Dataset rows:
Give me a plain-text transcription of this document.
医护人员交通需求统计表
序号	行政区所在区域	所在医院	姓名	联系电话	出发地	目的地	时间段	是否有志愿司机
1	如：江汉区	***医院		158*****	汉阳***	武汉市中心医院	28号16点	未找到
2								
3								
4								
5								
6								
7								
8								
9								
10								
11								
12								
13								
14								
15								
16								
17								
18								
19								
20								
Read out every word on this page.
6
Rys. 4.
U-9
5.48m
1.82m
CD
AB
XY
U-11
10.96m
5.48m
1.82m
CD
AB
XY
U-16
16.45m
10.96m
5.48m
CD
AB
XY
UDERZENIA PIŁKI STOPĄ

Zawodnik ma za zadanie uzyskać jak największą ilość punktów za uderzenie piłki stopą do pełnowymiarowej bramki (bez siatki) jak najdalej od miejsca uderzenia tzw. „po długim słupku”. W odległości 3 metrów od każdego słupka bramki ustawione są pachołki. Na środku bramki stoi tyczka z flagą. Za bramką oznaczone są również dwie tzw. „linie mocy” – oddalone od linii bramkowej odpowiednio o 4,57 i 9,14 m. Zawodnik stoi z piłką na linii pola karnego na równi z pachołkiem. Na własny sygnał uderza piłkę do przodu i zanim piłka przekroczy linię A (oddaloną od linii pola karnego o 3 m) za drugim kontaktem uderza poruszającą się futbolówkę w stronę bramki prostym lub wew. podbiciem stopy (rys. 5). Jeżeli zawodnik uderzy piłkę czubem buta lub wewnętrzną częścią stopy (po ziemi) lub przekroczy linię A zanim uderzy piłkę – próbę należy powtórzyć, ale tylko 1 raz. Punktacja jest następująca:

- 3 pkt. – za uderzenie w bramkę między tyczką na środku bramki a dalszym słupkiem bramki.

...

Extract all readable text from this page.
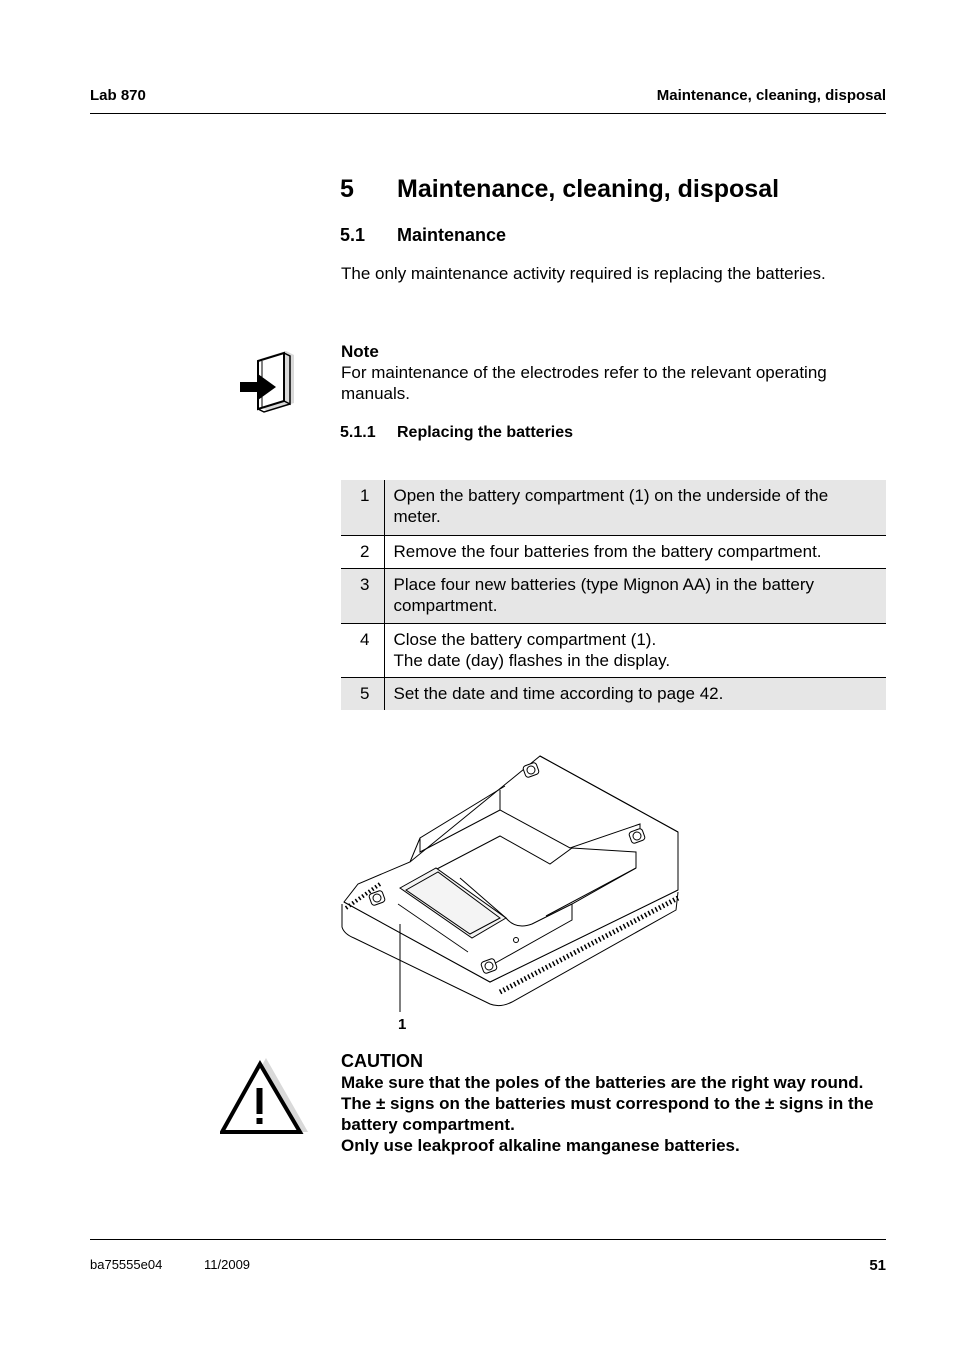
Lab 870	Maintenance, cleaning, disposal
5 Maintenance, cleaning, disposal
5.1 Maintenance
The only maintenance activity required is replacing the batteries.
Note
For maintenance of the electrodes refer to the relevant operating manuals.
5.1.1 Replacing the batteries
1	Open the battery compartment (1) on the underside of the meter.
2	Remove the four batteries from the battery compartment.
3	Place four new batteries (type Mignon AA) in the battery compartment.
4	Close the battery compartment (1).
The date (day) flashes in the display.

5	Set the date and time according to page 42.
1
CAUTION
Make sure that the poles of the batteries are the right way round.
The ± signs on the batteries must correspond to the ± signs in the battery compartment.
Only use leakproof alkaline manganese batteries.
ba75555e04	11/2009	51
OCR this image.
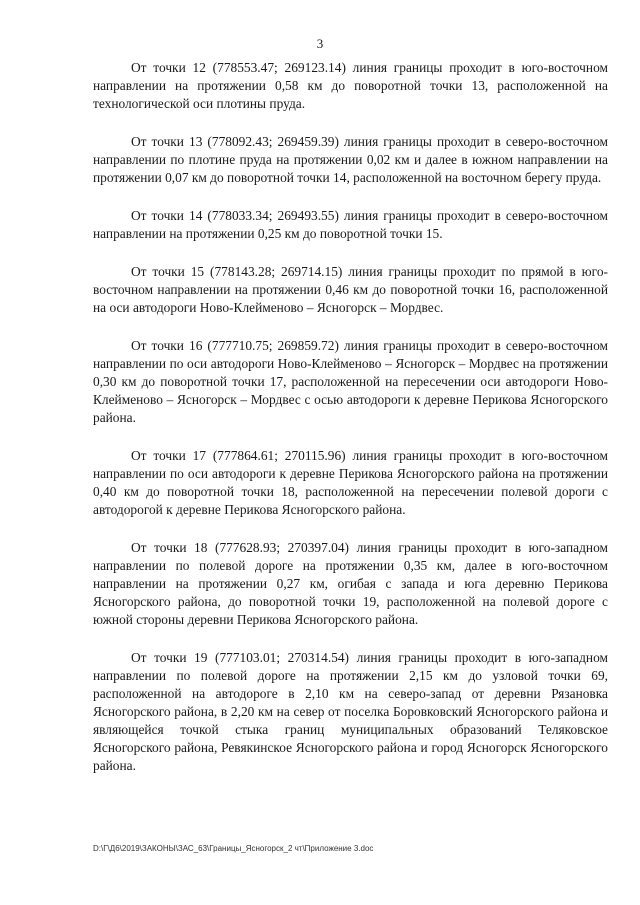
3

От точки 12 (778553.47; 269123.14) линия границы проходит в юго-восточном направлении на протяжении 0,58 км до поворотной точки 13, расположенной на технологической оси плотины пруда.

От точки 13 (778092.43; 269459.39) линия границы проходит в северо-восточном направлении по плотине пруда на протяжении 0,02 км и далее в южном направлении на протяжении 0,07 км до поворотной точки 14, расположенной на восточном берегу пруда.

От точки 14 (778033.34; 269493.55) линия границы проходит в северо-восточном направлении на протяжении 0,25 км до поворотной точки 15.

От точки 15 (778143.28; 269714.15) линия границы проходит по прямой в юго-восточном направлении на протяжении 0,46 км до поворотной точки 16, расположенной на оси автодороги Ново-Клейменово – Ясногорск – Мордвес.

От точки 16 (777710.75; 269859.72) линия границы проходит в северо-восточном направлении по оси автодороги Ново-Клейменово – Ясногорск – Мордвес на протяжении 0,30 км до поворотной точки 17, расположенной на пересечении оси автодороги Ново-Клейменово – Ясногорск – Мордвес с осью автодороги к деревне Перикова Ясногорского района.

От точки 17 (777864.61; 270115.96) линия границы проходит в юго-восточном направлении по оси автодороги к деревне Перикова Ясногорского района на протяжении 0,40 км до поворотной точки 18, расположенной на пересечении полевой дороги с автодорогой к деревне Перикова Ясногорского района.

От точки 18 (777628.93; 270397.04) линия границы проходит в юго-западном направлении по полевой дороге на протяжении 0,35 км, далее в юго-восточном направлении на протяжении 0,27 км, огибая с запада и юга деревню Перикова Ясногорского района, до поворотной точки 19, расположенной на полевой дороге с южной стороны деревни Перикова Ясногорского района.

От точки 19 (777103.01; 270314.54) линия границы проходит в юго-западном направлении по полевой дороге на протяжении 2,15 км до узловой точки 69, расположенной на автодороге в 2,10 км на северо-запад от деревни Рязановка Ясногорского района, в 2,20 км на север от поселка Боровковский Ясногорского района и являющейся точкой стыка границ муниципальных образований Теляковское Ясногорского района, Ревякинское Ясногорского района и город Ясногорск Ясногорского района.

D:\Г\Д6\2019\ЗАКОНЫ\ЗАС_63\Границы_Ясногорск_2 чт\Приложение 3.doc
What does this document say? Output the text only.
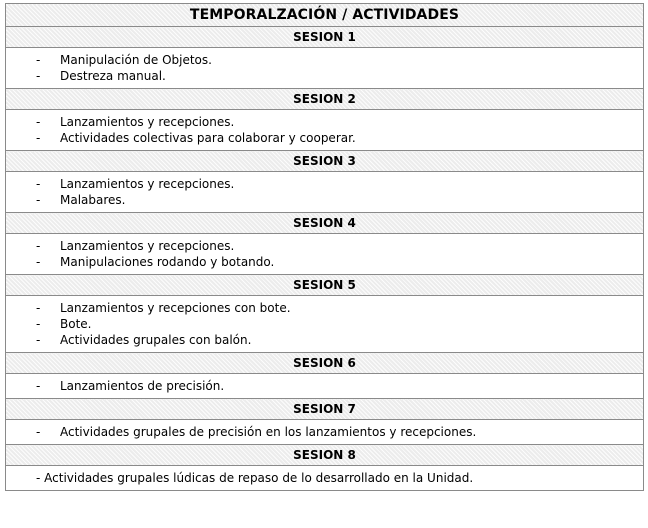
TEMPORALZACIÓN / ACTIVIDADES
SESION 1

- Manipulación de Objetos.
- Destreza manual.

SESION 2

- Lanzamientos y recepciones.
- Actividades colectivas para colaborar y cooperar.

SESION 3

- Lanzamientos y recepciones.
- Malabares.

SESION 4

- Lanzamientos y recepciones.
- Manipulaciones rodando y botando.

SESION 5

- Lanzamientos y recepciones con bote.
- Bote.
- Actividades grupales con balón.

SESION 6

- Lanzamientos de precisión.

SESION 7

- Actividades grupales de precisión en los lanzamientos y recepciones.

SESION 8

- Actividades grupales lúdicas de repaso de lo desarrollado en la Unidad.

Goal:
Locate all lines in the listing above with the word "поворотной". Copy them.

Final result:
От точки 12 (778553.47; 269123.14) линия границы проходит в юго-восточном направлении на протяжении 0,58 км до поворотной точки 13, расположенной на технологической оси плотины пруда.
От точки 13 (778092.43; 269459.39) линия границы проходит в северо-восточном направлении по плотине пруда на протяжении 0,02 км и далее в южном направлении на протяжении 0,07 км до поворотной точки 14, расположенной на восточном берегу пруда.
От точки 14 (778033.34; 269493.55) линия границы проходит в северо-восточном направлении на протяжении 0,25 км до поворотной точки 15.
От точки 15 (778143.28; 269714.15) линия границы проходит по прямой в юго-восточном направлении на протяжении 0,46 км до поворотной точки 16, расположенной на оси автодороги Ново-Клейменово – Ясногорск – Мордвес.
От точки 16 (777710.75; 269859.72) линия границы проходит в северо-восточном направлении по оси автодороги Ново-Клейменово – Ясногорск – Мордвес на протяжении 0,30 км до поворотной точки 17, расположенной на пересечении оси автодороги Ново-Клейменово – Ясногорск – Мордвес с осью автодороги к деревне Перикова Ясногорского района.
От точки 17 (777864.61; 270115.96) линия границы проходит в юго-восточном направлении по оси автодороги к деревне Перикова Ясногорского района на протяжении 0,40 км до поворотной точки 18, расположенной на пересечении полевой дороги с автодорогой к деревне Перикова Ясногорского района.
От точки 18 (777628.93; 270397.04) линия границы проходит в юго-западном направлении по полевой дороге на протяжении 0,35 км, далее в юго-восточном направлении на протяжении 0,27 км, огибая с запада и юга деревню Перикова Ясногорского района, до поворотной точки 19, расположенной на полевой дороге с южной стороны деревни Перикова Ясногорского района.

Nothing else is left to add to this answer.